§ **DATA FOR PROCESSING**
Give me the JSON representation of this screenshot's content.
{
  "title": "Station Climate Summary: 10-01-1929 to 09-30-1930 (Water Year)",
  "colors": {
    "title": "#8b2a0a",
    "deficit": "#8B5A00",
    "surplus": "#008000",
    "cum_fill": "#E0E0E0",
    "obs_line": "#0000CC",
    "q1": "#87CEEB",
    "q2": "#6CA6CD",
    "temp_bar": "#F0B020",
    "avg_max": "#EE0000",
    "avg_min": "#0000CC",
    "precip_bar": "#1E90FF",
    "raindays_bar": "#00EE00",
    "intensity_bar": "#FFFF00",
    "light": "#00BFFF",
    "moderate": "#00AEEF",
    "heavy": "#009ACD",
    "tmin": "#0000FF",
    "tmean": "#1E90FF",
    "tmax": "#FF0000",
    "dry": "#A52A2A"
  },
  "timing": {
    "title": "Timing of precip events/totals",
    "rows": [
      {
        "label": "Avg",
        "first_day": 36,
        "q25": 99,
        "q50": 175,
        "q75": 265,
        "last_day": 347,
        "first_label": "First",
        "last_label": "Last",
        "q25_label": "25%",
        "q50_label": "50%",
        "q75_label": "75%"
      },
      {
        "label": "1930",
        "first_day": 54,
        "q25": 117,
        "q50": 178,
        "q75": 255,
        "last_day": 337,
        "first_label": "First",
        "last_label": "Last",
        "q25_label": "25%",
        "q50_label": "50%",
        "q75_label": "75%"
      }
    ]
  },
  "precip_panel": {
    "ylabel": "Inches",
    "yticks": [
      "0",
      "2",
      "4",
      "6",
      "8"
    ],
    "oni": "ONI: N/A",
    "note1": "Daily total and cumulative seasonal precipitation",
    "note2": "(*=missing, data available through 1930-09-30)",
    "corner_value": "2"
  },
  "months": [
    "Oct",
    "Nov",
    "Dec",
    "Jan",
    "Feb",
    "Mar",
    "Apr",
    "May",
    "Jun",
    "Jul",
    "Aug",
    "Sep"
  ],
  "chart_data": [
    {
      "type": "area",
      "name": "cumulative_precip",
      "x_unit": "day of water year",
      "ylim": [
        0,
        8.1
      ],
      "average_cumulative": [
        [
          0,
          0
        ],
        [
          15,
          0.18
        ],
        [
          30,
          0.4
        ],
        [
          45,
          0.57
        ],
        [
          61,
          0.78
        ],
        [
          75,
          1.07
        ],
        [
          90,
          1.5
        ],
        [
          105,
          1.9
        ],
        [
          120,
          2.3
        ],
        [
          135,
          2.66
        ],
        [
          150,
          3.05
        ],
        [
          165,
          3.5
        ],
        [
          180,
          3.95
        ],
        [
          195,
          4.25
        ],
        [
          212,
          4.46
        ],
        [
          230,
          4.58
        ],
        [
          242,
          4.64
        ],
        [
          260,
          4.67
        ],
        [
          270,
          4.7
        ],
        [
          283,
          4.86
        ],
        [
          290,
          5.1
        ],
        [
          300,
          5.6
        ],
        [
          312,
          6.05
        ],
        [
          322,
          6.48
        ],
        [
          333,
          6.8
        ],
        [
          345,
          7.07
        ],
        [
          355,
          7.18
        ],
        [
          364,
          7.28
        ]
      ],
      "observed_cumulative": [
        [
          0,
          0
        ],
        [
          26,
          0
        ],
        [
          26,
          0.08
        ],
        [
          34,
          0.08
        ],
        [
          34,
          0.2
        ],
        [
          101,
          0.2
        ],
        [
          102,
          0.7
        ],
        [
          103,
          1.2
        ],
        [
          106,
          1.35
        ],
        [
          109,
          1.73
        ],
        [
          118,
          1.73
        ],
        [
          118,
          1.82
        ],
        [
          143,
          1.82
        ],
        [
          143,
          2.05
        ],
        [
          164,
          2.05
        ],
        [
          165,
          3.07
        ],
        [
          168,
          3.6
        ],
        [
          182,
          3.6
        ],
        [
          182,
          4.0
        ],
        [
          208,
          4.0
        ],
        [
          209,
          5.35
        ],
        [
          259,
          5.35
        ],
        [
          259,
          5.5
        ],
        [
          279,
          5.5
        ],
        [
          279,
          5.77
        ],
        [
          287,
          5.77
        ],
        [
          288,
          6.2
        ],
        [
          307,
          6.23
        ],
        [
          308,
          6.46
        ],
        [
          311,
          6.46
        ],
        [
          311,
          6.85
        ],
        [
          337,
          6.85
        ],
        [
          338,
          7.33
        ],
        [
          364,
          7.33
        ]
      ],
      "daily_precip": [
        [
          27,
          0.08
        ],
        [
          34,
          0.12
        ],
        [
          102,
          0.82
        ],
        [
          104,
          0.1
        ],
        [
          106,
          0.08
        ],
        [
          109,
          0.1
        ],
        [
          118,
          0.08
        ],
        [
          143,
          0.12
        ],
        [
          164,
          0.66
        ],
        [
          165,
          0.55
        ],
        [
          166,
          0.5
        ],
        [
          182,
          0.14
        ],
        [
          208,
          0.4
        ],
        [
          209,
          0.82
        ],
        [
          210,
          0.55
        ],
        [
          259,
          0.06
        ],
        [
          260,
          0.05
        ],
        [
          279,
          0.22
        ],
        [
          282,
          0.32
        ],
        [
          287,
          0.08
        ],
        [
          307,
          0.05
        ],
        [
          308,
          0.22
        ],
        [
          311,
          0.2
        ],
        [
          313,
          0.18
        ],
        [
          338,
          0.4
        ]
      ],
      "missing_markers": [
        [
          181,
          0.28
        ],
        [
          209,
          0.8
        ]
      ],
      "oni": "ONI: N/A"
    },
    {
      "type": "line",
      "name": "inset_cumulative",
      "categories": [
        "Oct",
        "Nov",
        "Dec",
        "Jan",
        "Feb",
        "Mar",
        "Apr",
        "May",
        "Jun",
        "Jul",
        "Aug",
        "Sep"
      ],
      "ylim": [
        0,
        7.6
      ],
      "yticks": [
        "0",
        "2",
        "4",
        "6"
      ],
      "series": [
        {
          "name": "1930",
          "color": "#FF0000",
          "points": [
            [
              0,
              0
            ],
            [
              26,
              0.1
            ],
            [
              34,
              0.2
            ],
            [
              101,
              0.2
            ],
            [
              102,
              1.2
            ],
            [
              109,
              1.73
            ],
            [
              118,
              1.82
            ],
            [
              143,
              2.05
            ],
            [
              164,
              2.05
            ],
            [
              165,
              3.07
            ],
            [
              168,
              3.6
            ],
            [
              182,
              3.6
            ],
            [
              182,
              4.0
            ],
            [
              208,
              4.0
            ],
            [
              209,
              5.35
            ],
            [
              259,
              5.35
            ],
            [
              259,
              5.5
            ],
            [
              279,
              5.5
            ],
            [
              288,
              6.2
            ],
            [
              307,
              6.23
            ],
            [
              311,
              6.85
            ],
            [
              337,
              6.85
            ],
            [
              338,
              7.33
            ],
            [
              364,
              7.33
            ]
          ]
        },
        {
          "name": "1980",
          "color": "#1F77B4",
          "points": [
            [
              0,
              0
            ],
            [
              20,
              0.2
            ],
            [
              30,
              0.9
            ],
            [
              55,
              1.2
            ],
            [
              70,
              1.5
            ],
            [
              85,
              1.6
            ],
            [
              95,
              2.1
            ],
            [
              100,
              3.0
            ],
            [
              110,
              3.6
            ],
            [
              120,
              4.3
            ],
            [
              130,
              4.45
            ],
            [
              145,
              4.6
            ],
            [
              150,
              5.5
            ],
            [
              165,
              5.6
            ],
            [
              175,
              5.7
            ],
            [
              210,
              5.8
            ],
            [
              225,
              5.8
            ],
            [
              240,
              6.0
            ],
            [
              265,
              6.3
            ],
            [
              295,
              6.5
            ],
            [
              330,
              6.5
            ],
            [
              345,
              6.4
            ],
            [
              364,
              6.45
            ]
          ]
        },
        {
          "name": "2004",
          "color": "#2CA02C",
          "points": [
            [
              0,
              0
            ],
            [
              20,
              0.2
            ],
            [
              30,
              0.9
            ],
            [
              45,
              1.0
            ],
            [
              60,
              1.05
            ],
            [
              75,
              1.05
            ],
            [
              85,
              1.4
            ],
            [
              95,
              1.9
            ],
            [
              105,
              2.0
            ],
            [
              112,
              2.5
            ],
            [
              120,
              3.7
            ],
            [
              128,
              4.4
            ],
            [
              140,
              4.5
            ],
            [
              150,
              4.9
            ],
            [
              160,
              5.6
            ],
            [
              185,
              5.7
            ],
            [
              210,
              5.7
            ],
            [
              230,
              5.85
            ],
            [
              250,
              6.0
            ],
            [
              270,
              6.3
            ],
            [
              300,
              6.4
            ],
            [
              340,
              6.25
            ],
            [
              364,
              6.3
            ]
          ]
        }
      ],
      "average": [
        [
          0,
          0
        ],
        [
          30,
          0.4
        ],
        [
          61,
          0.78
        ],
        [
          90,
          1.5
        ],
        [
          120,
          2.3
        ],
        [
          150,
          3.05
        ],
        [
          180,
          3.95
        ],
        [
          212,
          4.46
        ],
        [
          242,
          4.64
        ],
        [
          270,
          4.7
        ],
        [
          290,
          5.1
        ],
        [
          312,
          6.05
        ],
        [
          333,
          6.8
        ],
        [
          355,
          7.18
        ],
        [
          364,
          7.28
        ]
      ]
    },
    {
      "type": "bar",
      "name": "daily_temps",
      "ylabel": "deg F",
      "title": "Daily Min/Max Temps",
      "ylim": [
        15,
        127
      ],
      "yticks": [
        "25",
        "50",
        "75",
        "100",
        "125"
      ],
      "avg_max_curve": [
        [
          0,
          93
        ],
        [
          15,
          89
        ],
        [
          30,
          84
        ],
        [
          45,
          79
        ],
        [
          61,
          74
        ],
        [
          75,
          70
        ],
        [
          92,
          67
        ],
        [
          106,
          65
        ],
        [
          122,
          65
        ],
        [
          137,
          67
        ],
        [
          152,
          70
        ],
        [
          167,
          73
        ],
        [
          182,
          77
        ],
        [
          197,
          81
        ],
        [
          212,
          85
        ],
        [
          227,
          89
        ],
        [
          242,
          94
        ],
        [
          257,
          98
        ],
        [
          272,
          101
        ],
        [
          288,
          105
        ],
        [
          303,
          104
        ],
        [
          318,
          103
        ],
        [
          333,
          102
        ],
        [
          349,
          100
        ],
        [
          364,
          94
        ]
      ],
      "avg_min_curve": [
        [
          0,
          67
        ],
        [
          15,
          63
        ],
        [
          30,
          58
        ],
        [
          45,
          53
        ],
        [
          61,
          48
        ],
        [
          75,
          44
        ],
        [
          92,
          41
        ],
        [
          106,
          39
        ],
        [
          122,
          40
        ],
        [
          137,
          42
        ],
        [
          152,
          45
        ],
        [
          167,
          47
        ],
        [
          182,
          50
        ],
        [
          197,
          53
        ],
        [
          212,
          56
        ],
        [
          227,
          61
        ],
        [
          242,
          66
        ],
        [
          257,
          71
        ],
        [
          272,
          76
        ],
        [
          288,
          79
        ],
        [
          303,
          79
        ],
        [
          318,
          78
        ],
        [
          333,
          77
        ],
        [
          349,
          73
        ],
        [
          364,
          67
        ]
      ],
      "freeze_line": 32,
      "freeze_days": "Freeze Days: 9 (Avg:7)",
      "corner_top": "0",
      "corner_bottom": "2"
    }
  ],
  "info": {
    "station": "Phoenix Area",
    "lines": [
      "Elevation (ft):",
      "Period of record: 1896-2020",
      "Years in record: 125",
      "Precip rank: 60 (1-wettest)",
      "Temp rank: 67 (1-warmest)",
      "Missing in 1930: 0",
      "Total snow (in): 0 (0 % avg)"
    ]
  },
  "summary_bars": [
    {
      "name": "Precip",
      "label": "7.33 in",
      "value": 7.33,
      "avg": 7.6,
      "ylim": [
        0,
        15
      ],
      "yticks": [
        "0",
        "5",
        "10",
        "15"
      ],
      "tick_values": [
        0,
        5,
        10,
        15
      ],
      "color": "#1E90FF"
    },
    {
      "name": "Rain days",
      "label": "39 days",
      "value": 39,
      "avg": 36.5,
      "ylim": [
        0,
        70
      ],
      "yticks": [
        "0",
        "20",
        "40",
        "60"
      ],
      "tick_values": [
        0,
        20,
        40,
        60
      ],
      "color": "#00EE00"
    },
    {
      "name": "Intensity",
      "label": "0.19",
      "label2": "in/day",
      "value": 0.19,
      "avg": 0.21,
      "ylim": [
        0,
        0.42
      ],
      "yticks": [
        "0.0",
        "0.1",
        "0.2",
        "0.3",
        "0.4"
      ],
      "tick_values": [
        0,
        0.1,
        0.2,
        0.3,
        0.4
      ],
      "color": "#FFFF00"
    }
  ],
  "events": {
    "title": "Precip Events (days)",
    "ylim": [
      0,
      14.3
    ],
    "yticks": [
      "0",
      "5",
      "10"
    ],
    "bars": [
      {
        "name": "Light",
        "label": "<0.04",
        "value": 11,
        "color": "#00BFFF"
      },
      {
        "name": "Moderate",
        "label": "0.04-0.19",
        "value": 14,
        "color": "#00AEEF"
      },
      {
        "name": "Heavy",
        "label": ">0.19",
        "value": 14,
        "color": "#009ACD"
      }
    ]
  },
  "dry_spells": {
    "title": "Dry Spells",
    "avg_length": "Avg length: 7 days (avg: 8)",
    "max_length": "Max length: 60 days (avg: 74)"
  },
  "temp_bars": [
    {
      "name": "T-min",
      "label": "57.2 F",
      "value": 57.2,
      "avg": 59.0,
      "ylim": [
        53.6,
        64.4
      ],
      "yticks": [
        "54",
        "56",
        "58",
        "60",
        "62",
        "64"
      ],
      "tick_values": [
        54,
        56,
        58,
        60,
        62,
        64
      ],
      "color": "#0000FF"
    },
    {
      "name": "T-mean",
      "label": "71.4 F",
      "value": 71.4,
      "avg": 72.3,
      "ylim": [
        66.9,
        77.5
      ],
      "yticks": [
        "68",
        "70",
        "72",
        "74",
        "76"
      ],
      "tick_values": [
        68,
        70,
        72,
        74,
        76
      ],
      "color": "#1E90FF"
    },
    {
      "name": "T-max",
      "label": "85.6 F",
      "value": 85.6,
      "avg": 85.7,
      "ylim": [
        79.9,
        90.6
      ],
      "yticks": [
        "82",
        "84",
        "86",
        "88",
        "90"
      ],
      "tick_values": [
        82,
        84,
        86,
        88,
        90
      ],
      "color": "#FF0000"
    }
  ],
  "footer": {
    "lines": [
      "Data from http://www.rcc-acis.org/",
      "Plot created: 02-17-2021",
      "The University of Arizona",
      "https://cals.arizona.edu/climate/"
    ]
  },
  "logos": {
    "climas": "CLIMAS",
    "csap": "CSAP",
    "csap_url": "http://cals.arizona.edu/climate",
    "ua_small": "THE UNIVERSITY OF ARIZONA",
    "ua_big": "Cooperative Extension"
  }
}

§ **DO THIS**
Locate all lines that include the word "record" and copy them out.

§ **WRITTEN RESPONSE**
      "Period of record: 1896-2020",
      "Years in record: 125",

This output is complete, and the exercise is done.